■ Task input ■
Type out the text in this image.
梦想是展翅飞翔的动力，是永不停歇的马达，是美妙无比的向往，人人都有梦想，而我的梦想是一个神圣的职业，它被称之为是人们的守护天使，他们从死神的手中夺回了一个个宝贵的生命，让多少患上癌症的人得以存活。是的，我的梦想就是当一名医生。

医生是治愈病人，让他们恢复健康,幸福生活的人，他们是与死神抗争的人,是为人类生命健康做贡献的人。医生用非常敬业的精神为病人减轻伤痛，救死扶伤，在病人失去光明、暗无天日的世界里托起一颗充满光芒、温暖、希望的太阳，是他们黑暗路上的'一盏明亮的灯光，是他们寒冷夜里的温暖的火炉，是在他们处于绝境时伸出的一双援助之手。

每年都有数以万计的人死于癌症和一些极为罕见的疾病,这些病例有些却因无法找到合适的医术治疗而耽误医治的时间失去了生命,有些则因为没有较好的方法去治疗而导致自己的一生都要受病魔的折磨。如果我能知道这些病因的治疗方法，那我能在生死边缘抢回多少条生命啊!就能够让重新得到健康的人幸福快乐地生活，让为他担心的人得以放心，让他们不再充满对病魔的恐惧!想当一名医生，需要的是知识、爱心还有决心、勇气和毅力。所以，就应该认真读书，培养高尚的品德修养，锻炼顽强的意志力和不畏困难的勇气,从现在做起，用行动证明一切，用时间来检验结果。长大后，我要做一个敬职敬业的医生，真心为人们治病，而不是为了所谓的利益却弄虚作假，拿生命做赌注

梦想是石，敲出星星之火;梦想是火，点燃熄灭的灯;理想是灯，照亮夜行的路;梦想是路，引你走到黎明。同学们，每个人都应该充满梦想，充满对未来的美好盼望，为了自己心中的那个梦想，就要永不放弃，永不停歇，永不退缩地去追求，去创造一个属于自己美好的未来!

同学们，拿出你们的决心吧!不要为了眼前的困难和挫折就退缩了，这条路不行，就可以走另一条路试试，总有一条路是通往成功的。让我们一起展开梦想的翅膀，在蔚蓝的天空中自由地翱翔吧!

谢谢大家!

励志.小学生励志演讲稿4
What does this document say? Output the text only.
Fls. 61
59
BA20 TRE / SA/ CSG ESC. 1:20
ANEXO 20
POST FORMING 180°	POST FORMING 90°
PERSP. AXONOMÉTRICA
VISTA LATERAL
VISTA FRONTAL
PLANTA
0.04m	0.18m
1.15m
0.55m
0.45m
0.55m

■ Work required ■
Every line of the data above should be reproduced word for word.

■ Task answer ■
Type out the text in this image.
梦想是展翅飞翔的动力，是永不停歇的马达，是美妙无比的向往，人人都有梦想，而我的梦想是一个神圣的职业，它被称之为是人们的守护天使，他们从死神的手中夺回了一个个宝贵的生命，让多少患上癌症的人得以存活。是的，我的梦想就是当一名医生。

医生是治愈病人，让他们恢复健康,幸福生活的人，他们是与死神抗争的人,是为人类生命健康做贡献的人。医生用非常敬业的精神为病人减轻伤痛，救死扶伤，在病人失去光明、暗无天日的世界里托起一颗充满光芒、温暖、希望的太阳，是他们黑暗路上的'一盏明亮的灯光，是他们寒冷夜里的温暖的火炉，是在他们处于绝境时伸出的一双援助之手。

每年都有数以万计的人死于癌症和一些极为罕见的疾病,这些病例有些却因无法找到合适的医术治疗而耽误医治的时间失去了生命,有些则因为没有较好的方法去治疗而导致自己的一生都要受病魔的折磨。如果我能知道这些病因的治疗方法，那我能在生死边缘抢回多少条生命啊!就能够让重新得到健康的人幸福快乐地生活，让为他担心的人得以放心，让他们不再充满对病魔的恐惧!想当一名医生，需要的是知识、爱心还有决心、勇气和毅力。所以，就应该认真读书，培养高尚的品德修养，锻炼顽强的意志力和不畏困难的勇气,从现在做起，用行动证明一切，用时间来检验结果。长大后，我要做一个敬职敬业的医生，真心为人们治病，而不是为了所谓的利益却弄虚作假，拿生命做赌注

梦想是石，敲出星星之火;梦想是火，点燃熄灭的灯;理想是灯，照亮夜行的路;梦想是路，引你走到黎明。同学们，每个人都应该充满梦想，充满对未来的美好盼望，为了自己心中的那个梦想，就要永不放弃，永不停歇，永不退缩地去追求，去创造一个属于自己美好的未来!

同学们，拿出你们的决心吧!不要为了眼前的困难和挫折就退缩了，这条路不行，就可以走另一条路试试，总有一条路是通往成功的。让我们一起展开梦想的翅膀，在蔚蓝的天空中自由地翱翔吧!

谢谢大家!

励志.小学生励志演讲稿4
What does this document say? Output the text only.
Fls. 61
59
BA20 TRE / SA/ CSG ESC. 1:20
ANEXO 20
POST FORMING 180°	POST FORMING 90°
PERSP. AXONOMÉTRICA
VISTA LATERAL
VISTA FRONTAL
PLANTA
0.04m	0.18m
1.15m
0.55m
0.45m
0.55m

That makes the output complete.